Copy out all of the data below verbatim, keeping every line unchanged and in its original order.

_ _ _ _

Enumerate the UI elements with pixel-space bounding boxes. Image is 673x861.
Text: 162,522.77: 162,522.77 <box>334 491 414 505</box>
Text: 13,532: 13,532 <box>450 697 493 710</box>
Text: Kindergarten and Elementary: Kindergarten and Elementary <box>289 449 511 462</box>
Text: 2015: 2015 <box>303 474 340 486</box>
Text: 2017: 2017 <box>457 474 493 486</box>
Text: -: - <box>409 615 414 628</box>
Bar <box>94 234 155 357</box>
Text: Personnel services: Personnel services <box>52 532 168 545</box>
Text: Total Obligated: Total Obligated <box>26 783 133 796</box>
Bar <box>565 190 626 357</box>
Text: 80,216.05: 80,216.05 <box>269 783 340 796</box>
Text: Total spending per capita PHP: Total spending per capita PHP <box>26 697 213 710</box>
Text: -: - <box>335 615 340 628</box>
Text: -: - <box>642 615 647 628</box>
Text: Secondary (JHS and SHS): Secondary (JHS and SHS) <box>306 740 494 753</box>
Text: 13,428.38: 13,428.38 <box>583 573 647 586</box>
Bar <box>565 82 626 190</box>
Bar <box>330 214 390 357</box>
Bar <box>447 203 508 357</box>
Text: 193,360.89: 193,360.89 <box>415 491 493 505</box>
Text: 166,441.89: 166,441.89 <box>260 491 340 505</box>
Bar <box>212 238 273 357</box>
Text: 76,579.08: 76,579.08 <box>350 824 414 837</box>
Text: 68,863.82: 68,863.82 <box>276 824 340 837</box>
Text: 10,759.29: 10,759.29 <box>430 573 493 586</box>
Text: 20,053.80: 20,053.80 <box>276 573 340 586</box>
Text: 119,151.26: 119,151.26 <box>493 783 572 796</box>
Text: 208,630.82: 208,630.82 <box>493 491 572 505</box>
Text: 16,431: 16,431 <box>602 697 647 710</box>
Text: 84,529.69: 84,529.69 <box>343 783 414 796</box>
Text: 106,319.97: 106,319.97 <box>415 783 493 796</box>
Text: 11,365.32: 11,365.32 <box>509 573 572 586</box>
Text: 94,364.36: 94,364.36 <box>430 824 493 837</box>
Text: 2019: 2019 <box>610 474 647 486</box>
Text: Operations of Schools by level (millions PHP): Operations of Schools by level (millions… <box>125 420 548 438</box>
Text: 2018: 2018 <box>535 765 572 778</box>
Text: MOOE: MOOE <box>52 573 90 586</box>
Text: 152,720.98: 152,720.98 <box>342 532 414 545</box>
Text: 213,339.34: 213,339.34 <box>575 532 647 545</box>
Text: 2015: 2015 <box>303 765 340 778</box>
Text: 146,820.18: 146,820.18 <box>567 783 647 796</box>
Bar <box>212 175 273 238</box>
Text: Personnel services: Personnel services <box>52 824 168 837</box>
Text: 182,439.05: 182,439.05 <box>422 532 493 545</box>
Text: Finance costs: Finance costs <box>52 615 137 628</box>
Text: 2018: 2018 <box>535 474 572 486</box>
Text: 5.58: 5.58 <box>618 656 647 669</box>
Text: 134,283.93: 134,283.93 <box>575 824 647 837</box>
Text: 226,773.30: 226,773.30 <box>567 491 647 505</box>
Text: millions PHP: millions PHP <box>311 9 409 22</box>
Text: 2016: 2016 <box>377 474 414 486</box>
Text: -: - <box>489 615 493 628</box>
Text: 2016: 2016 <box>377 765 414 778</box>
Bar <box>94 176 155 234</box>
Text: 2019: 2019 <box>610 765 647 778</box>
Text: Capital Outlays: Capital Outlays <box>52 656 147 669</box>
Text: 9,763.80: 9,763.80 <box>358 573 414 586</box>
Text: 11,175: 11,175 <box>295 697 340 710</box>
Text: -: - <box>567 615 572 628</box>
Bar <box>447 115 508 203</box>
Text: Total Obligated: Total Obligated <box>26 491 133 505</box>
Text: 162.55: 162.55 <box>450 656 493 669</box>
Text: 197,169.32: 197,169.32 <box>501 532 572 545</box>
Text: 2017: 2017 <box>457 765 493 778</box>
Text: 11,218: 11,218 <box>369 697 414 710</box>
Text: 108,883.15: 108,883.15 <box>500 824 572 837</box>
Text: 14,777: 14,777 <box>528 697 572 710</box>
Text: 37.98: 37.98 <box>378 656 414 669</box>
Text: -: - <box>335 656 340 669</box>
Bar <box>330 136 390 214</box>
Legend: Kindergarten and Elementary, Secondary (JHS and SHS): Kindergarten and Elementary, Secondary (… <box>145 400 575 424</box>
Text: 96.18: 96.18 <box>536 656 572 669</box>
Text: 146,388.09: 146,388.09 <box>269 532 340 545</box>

_ _ _ _

EXERCISE RESPONSE:
Enumerate the UI elements with pixel-space bounding boxes. Image is 673x861.
Text: 162,522.77: 162,522.77 <box>334 491 414 505</box>
Text: 13,532: 13,532 <box>450 697 493 710</box>
Text: Kindergarten and Elementary: Kindergarten and Elementary <box>289 449 511 462</box>
Text: 2015: 2015 <box>303 474 340 486</box>
Text: 2017: 2017 <box>457 474 493 486</box>
Text: -: - <box>409 615 414 628</box>
Bar <box>94 234 155 357</box>
Text: Personnel services: Personnel services <box>52 532 168 545</box>
Text: Total Obligated: Total Obligated <box>26 783 133 796</box>
Bar <box>565 190 626 357</box>
Text: 80,216.05: 80,216.05 <box>269 783 340 796</box>
Text: Total spending per capita PHP: Total spending per capita PHP <box>26 697 213 710</box>
Text: -: - <box>335 615 340 628</box>
Text: -: - <box>642 615 647 628</box>
Text: Secondary (JHS and SHS): Secondary (JHS and SHS) <box>306 740 494 753</box>
Text: 13,428.38: 13,428.38 <box>583 573 647 586</box>
Bar <box>565 82 626 190</box>
Bar <box>330 214 390 357</box>
Bar <box>447 203 508 357</box>
Text: 193,360.89: 193,360.89 <box>415 491 493 505</box>
Text: 166,441.89: 166,441.89 <box>260 491 340 505</box>
Bar <box>212 238 273 357</box>
Text: 76,579.08: 76,579.08 <box>350 824 414 837</box>
Text: 68,863.82: 68,863.82 <box>276 824 340 837</box>
Text: 10,759.29: 10,759.29 <box>430 573 493 586</box>
Text: 20,053.80: 20,053.80 <box>276 573 340 586</box>
Text: 119,151.26: 119,151.26 <box>493 783 572 796</box>
Text: 208,630.82: 208,630.82 <box>493 491 572 505</box>
Text: 16,431: 16,431 <box>602 697 647 710</box>
Text: 84,529.69: 84,529.69 <box>343 783 414 796</box>
Text: 106,319.97: 106,319.97 <box>415 783 493 796</box>
Text: 11,365.32: 11,365.32 <box>509 573 572 586</box>
Text: 94,364.36: 94,364.36 <box>430 824 493 837</box>
Text: 2019: 2019 <box>610 474 647 486</box>
Text: Operations of Schools by level (millions PHP): Operations of Schools by level (millions… <box>125 420 548 438</box>
Text: 2018: 2018 <box>535 765 572 778</box>
Text: MOOE: MOOE <box>52 573 90 586</box>
Text: 152,720.98: 152,720.98 <box>342 532 414 545</box>
Text: 213,339.34: 213,339.34 <box>575 532 647 545</box>
Text: 2015: 2015 <box>303 765 340 778</box>
Text: 146,820.18: 146,820.18 <box>567 783 647 796</box>
Bar <box>212 175 273 238</box>
Text: Personnel services: Personnel services <box>52 824 168 837</box>
Text: 182,439.05: 182,439.05 <box>422 532 493 545</box>
Text: Finance costs: Finance costs <box>52 615 137 628</box>
Text: 2018: 2018 <box>535 474 572 486</box>
Text: 5.58: 5.58 <box>618 656 647 669</box>
Text: 134,283.93: 134,283.93 <box>575 824 647 837</box>
Text: 226,773.30: 226,773.30 <box>567 491 647 505</box>
Text: millions PHP: millions PHP <box>311 9 409 22</box>
Text: 2016: 2016 <box>377 474 414 486</box>
Text: -: - <box>489 615 493 628</box>
Text: 2016: 2016 <box>377 765 414 778</box>
Bar <box>94 176 155 234</box>
Text: 2019: 2019 <box>610 765 647 778</box>
Text: Capital Outlays: Capital Outlays <box>52 656 147 669</box>
Text: 9,763.80: 9,763.80 <box>358 573 414 586</box>
Text: 11,175: 11,175 <box>295 697 340 710</box>
Text: -: - <box>567 615 572 628</box>
Bar <box>447 115 508 203</box>
Text: Total Obligated: Total Obligated <box>26 491 133 505</box>
Text: 162.55: 162.55 <box>450 656 493 669</box>
Text: 197,169.32: 197,169.32 <box>501 532 572 545</box>
Text: 2017: 2017 <box>457 765 493 778</box>
Text: 11,218: 11,218 <box>369 697 414 710</box>
Text: 108,883.15: 108,883.15 <box>500 824 572 837</box>
Text: 14,777: 14,777 <box>528 697 572 710</box>
Text: 37.98: 37.98 <box>378 656 414 669</box>
Text: -: - <box>335 656 340 669</box>
Bar <box>330 136 390 214</box>
Legend: Kindergarten and Elementary, Secondary (JHS and SHS): Kindergarten and Elementary, Secondary (… <box>145 400 575 424</box>
Text: 96.18: 96.18 <box>536 656 572 669</box>
Text: 146,388.09: 146,388.09 <box>269 532 340 545</box>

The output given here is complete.